[Data records]
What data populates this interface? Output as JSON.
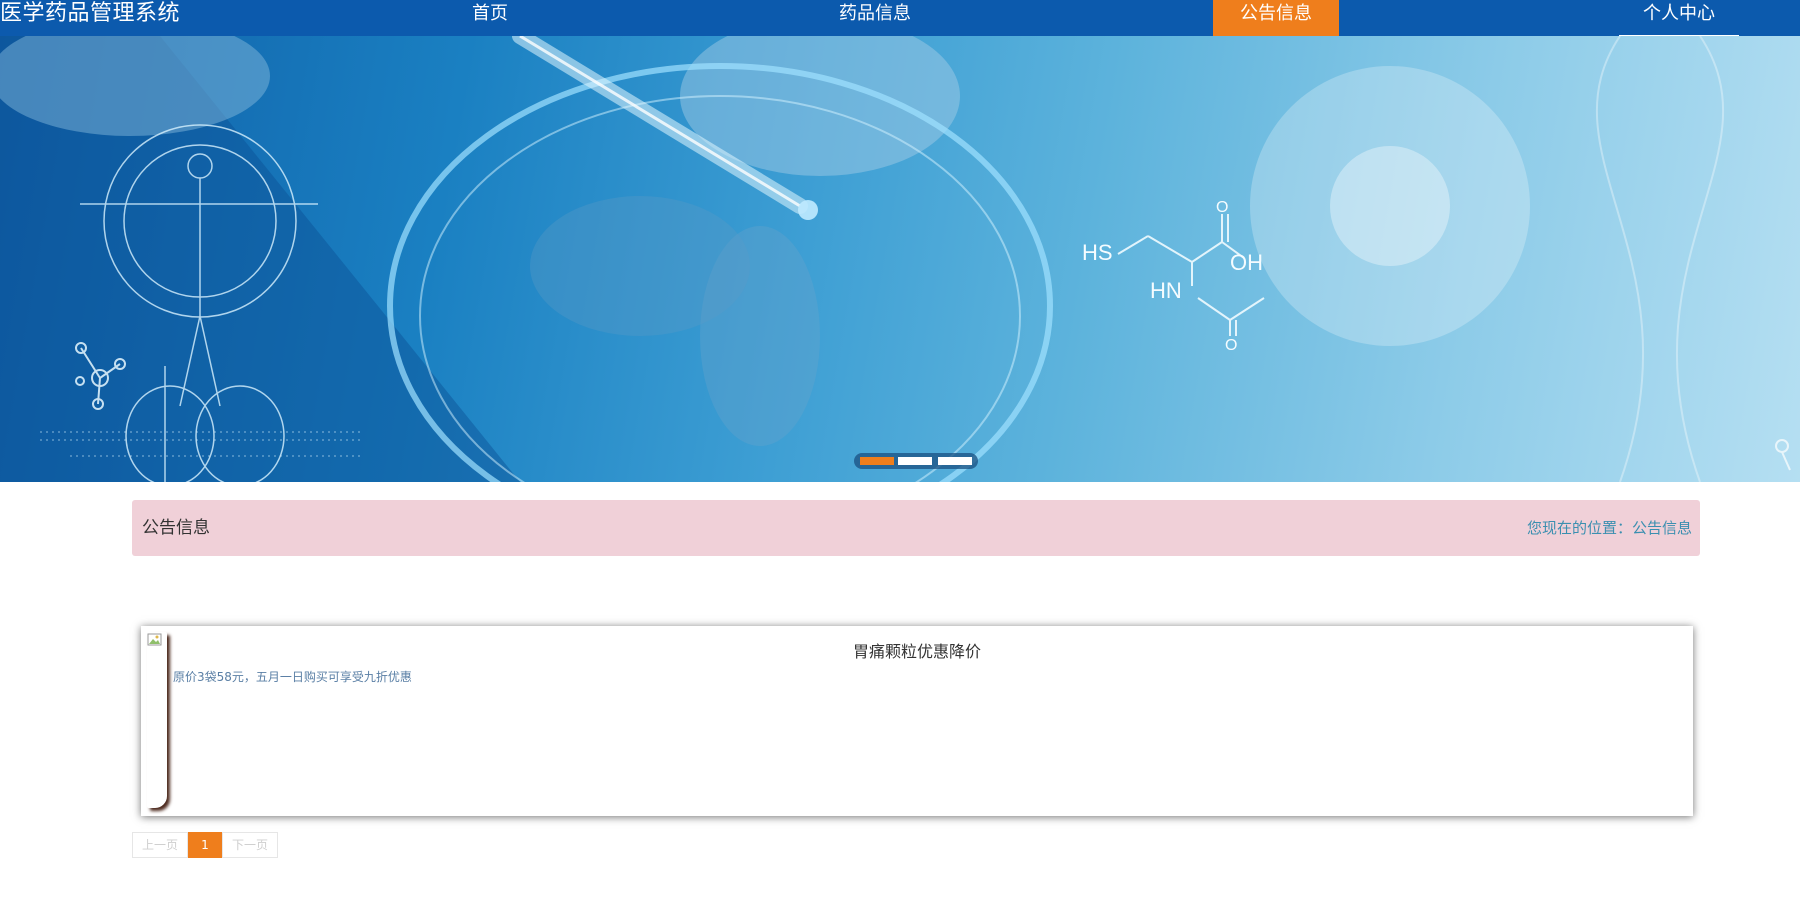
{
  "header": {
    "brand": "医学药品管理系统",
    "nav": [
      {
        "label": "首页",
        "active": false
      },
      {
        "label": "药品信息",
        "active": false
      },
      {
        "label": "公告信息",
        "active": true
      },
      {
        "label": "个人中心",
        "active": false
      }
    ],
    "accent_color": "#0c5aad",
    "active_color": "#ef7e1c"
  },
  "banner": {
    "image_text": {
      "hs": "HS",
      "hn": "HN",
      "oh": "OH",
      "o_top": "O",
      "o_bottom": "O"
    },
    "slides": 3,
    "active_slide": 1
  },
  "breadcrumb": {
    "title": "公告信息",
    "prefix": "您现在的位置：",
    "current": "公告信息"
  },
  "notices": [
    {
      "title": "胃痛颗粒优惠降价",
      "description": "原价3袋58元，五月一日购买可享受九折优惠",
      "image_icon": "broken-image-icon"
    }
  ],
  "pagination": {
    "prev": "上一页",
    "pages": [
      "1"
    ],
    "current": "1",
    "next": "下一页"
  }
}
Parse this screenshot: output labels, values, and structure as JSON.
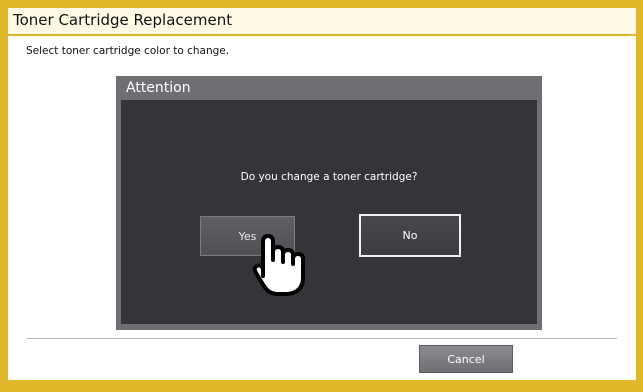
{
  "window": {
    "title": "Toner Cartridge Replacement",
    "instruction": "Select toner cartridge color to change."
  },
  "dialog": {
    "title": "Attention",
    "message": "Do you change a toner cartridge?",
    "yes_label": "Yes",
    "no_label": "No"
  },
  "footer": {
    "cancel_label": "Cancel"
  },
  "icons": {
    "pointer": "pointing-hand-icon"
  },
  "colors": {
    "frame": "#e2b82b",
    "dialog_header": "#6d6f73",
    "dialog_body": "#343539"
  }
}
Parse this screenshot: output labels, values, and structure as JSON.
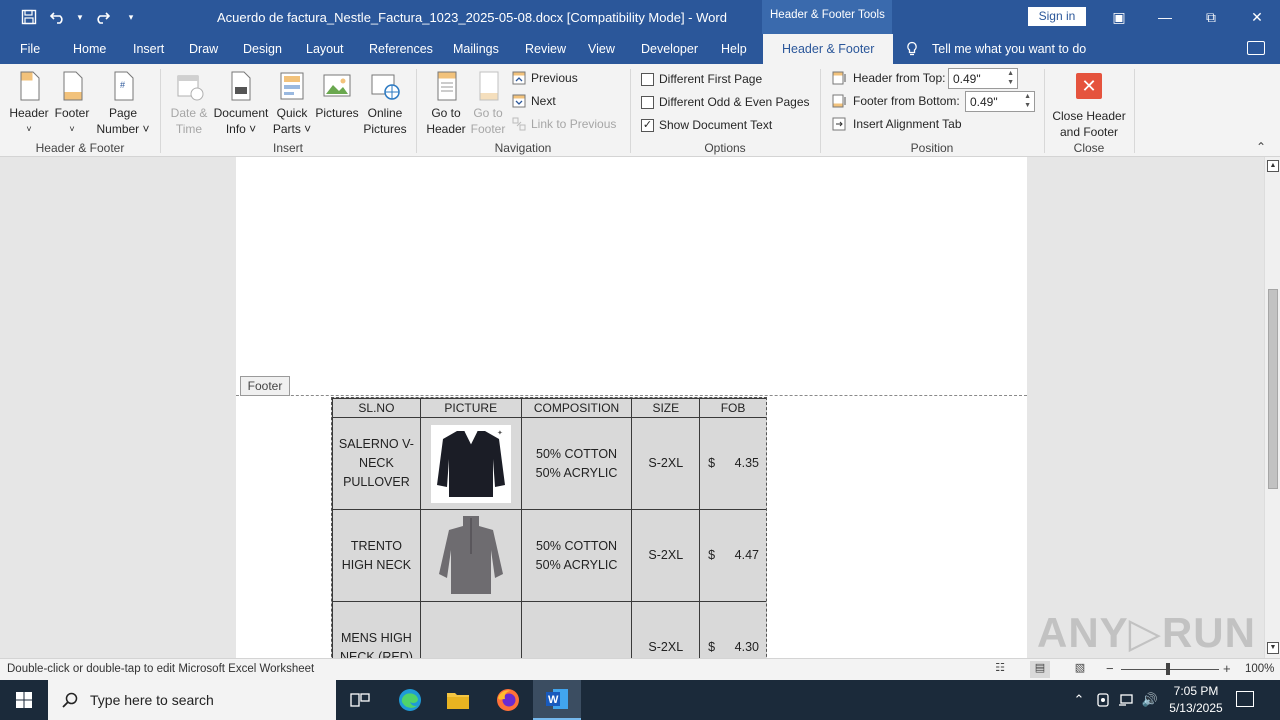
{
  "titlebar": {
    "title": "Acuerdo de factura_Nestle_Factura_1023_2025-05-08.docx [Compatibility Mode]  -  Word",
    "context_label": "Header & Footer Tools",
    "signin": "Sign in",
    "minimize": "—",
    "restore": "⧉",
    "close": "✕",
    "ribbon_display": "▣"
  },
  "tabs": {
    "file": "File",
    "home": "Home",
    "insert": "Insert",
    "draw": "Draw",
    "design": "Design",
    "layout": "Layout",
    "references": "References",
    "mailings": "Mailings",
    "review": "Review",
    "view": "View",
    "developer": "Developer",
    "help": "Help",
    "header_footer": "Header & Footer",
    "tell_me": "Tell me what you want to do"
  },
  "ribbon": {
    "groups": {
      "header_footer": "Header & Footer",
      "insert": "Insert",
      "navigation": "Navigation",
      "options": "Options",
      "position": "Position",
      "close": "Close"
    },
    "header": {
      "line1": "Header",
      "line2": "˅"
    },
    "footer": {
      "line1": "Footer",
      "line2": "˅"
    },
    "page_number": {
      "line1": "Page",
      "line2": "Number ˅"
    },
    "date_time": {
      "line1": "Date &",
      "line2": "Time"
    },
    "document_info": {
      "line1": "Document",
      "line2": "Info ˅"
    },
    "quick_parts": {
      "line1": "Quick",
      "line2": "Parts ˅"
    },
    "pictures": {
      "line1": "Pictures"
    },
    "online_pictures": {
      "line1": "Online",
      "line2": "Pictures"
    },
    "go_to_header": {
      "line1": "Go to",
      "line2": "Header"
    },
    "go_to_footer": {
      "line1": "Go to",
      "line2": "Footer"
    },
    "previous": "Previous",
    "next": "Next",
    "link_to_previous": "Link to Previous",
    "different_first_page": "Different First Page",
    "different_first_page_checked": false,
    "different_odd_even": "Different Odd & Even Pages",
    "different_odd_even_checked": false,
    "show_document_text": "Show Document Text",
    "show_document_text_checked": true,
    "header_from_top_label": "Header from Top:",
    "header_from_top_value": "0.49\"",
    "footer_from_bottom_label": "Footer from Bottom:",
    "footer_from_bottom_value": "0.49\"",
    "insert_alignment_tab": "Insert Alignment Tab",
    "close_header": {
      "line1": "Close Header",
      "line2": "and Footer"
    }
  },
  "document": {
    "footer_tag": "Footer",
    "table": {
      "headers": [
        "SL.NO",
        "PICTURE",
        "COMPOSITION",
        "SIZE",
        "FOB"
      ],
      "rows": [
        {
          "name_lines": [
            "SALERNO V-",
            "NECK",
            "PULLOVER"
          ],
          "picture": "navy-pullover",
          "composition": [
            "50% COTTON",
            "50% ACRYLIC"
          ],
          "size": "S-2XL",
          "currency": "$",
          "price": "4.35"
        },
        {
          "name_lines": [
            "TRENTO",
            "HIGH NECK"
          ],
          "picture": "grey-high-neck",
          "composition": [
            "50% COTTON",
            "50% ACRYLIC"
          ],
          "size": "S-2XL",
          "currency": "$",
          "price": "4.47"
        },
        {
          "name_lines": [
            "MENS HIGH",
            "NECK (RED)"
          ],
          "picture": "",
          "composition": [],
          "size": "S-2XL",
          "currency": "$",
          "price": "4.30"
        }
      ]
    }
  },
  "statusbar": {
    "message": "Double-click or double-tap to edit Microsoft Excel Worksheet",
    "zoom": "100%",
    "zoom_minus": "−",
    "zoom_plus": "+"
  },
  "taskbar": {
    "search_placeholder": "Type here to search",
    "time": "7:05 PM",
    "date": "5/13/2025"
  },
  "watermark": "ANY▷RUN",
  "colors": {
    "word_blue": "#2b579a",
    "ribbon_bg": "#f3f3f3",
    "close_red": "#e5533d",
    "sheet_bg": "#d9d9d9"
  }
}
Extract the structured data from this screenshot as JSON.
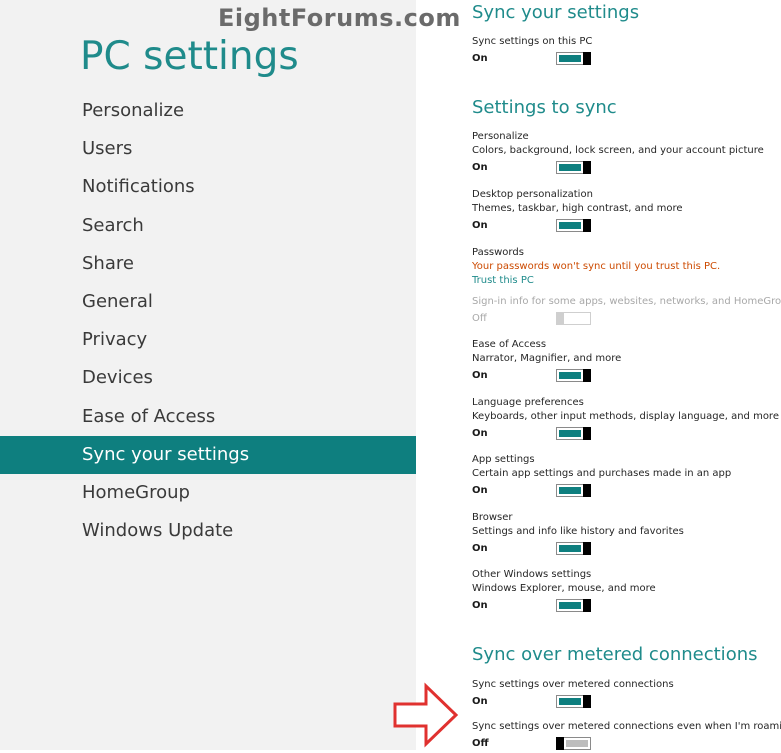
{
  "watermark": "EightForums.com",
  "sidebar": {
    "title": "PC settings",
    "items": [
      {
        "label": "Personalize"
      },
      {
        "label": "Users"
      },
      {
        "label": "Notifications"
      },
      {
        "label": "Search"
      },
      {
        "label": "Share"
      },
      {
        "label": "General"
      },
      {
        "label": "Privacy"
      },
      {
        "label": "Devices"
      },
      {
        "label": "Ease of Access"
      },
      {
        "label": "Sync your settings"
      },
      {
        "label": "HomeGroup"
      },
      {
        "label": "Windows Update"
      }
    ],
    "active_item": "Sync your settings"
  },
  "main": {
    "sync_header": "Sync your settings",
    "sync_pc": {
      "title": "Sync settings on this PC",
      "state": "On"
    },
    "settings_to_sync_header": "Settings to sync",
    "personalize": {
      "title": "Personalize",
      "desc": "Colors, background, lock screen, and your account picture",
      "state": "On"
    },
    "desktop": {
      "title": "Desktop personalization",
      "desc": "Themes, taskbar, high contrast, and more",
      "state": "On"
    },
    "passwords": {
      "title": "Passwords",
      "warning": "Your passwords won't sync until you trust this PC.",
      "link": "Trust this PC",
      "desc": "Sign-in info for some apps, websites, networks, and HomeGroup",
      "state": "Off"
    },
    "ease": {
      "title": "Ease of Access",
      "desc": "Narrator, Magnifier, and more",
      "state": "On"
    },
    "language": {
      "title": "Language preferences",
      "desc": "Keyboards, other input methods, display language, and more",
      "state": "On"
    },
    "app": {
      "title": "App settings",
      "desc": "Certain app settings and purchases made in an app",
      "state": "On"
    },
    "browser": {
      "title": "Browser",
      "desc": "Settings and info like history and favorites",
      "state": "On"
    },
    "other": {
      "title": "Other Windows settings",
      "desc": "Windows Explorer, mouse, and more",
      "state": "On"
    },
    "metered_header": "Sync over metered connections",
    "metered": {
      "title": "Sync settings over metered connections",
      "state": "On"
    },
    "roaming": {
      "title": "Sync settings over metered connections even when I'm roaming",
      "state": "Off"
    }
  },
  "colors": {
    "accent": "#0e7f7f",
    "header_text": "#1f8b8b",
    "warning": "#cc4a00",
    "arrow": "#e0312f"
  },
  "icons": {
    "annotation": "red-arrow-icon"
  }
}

## What is expected
Tally the lines of the records holding the word "arrow", then give only the resulting number.

## Task response
2